»»

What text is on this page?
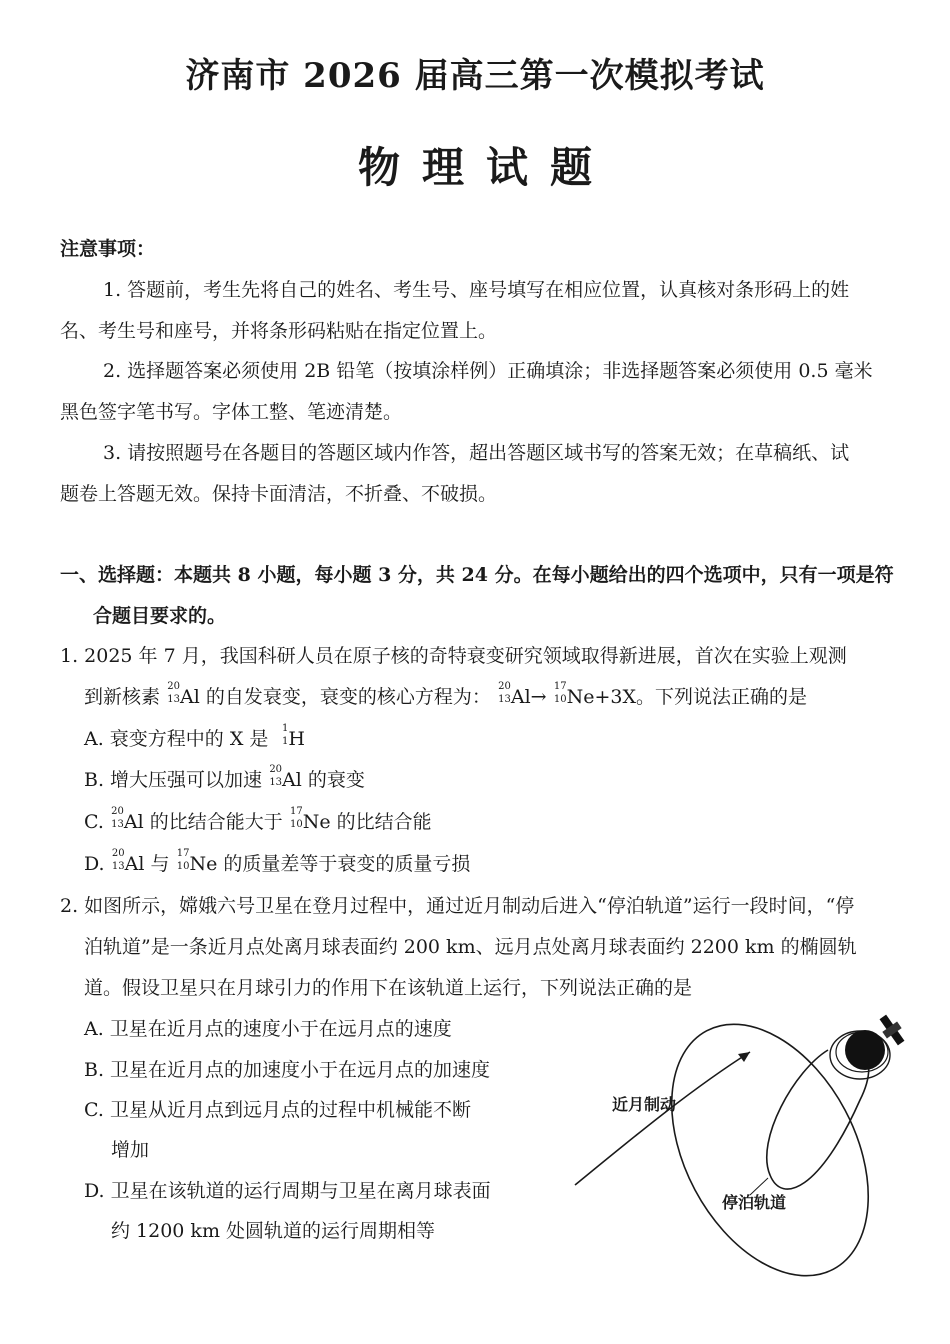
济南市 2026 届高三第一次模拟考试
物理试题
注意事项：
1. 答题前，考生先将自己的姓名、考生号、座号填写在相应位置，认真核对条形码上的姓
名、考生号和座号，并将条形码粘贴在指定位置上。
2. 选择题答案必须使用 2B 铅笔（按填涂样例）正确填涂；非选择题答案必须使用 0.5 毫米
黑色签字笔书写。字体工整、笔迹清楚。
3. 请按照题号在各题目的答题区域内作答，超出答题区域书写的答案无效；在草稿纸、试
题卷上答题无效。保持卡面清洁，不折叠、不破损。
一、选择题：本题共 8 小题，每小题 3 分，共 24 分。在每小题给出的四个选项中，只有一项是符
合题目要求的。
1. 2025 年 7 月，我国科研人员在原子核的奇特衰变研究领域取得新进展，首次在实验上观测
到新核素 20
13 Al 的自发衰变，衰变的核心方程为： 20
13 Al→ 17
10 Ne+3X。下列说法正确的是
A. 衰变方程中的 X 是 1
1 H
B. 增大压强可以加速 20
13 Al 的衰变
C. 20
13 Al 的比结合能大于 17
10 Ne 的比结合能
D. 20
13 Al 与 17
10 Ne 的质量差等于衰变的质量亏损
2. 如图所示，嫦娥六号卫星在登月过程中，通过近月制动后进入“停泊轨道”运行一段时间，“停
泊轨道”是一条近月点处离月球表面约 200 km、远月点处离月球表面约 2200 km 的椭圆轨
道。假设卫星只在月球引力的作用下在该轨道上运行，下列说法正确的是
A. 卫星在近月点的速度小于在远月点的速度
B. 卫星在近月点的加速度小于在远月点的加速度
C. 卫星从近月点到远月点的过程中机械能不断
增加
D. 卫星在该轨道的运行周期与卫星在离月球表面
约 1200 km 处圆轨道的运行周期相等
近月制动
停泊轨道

««

Your task is to list each line of the records with the word "下列说法正确的是".

10 Ne+3X。下列说法正确的是
道。假设卫星只在月球引力的作用下在该轨道上运行，下列说法正确的是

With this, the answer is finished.